糸井 うーん、伝わらないように聞くね、みんな。
ピーコ だから、目を取ってよかったこともあるし、
気がつかなかったことに気が付くようになった、
と、ほんとうに思ってるんだけど。
でも、そういうふうに言うと、
今度は偽善者みたいになるじゃない?
糸井 いや、そのさじ加減は
たぶんとてもむつかしいけども、
聞く側としては、がんばりますよ、私たちは。
ピーコ 私はあなたのことを信じてるからいいけど。
・・・でも、いつ頃までに本を作る気?
私のスケジュール、タイトだよ。
糸井 わかる、わかる。
できればギュッとインタビューしたいなあ。
あと2度話してみれば、
うまくいくんじゃないかと、
ぼくは踏んでるんですけどね。
ピーコ どうぞ、そちらの才能でやってください、
じゃあ、わたしは帰ります。
糸井 才能はないんだけどさあ。
ピーコ あ、そうだ。
あなたね、私がこのコートを着るとね、
そんなに嫌らしくはないのよ、
着方があるの。

- [取り組む課題]
1. 記録の中から、「List all visible」を含む行から「window-title: Random Password」を含む行までを、両端の行も含めてそのとおりに書き写してください。
2. 糸井とピーコの対談の続きを、引用文の最後の行の次から書いてください。

- [課題用データ]
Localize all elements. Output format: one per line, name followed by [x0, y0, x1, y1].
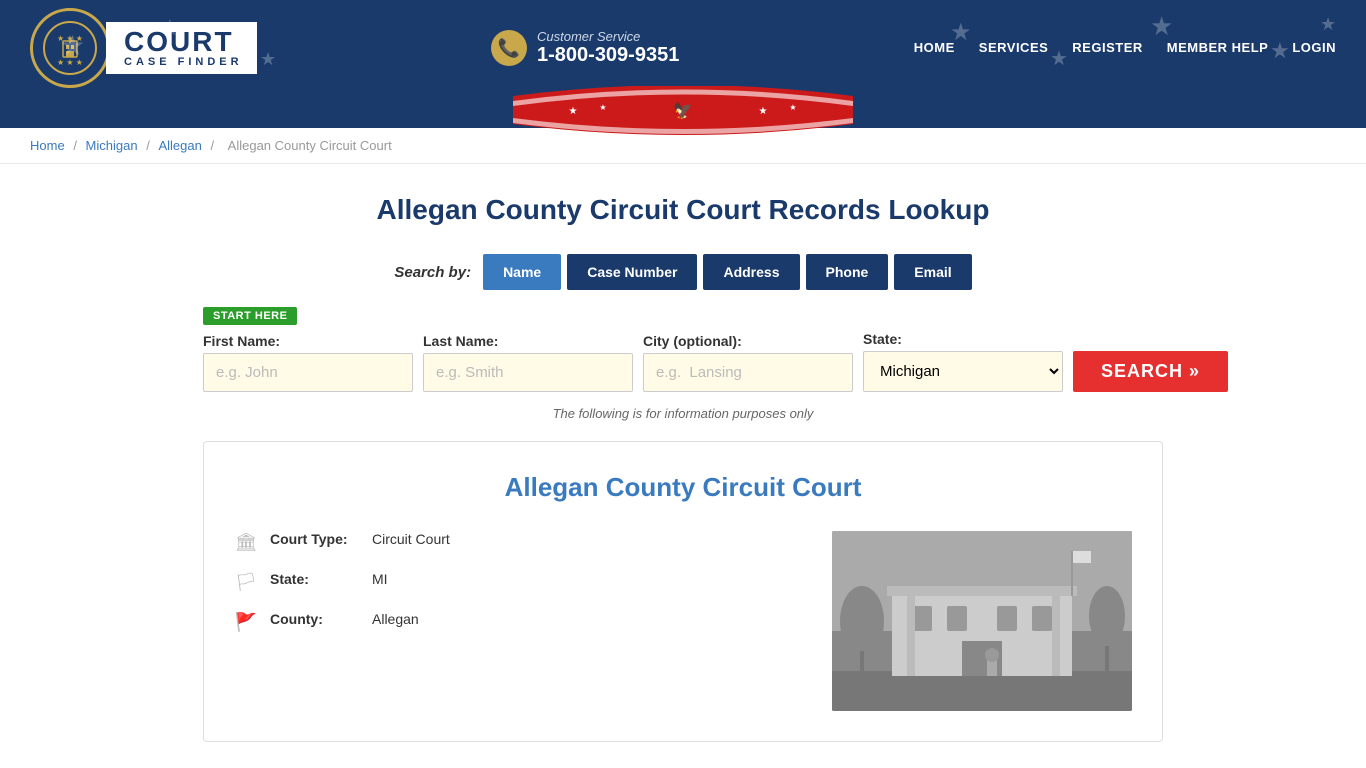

==

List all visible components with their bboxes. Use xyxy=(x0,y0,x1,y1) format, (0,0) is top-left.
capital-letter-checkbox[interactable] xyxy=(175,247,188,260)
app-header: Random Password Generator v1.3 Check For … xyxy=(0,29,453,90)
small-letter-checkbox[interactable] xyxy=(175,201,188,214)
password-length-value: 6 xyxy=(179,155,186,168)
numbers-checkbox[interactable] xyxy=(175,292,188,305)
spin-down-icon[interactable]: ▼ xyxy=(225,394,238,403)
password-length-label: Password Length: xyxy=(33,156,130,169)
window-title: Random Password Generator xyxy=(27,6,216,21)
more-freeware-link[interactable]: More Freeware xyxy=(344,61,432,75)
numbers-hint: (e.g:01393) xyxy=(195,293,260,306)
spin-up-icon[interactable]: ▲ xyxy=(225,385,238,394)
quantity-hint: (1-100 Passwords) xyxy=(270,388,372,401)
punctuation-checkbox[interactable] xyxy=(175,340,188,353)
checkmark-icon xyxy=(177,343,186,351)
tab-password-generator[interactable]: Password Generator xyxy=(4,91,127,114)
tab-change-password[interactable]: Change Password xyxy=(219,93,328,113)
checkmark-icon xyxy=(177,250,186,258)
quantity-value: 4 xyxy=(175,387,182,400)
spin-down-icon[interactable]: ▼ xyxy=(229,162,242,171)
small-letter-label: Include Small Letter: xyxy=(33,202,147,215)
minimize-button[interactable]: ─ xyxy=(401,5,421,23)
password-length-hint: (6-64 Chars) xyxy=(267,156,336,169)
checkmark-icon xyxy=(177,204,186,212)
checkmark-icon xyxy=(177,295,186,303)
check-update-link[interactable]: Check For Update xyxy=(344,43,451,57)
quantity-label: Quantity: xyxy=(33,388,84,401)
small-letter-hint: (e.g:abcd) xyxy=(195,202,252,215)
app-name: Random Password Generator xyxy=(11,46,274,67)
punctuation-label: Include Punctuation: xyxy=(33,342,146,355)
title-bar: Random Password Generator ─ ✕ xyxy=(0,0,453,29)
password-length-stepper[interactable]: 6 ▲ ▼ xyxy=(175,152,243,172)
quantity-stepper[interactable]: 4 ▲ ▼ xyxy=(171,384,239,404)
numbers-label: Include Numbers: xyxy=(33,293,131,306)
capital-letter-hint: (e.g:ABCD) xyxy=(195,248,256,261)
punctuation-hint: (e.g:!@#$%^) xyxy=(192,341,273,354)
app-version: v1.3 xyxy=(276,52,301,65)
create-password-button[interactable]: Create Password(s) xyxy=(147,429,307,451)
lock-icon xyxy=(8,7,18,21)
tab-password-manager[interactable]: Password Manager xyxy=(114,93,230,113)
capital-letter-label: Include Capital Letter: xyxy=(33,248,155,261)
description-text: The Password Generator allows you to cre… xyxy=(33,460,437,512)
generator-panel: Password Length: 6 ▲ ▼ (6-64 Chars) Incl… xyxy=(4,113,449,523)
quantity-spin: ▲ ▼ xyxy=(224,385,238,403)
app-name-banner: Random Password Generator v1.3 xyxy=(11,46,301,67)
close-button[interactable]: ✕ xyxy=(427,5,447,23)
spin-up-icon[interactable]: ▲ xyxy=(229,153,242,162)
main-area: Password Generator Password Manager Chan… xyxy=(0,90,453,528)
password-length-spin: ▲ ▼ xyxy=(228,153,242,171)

- [課題ごとの解答]
1.
List all visible components with their bboxes. Use xyxy=(x0,y0,x1,y1) format, (0,0) is top-left.
capital-letter-checkbox[interactable] xyxy=(175,247,188,260)
app-header: Random Password Generator v1.3 Check For … xyxy=(0,29,453,90)
small-letter-checkbox[interactable] xyxy=(175,201,188,214)
password-length-value: 6 xyxy=(179,155,186,168)
numbers-checkbox[interactable] xyxy=(175,292,188,305)
spin-down-icon[interactable]: ▼ xyxy=(225,394,238,403)
password-length-label: Password Length: xyxy=(33,156,130,169)
window-title: Random Password Generator xyxy=(27,6,216,21)

2.
糸井 (笑)嫌らしいとは、言ってないんだけどね。
ピーコ あのね。着方があんのよ、
パッと着ちゃうの。
糸井 ああ、わかったわかった。
「おかみさん気分」みたいなものを、
ちょっと入れるわけね。
ピーコ (笑)まあね。
糸井 よくわかった。
そのコートは、嫌らしくない(笑)。
ピーコ (笑)
糸井 じゃあまた。
ほんとにどうもありがとう。




(※ここまでで、1日目のインタビューはおわりました。
  このあと、数回のインタビューが行われて、
  『ピーコ伝』というかたちで本が書き下ろされます。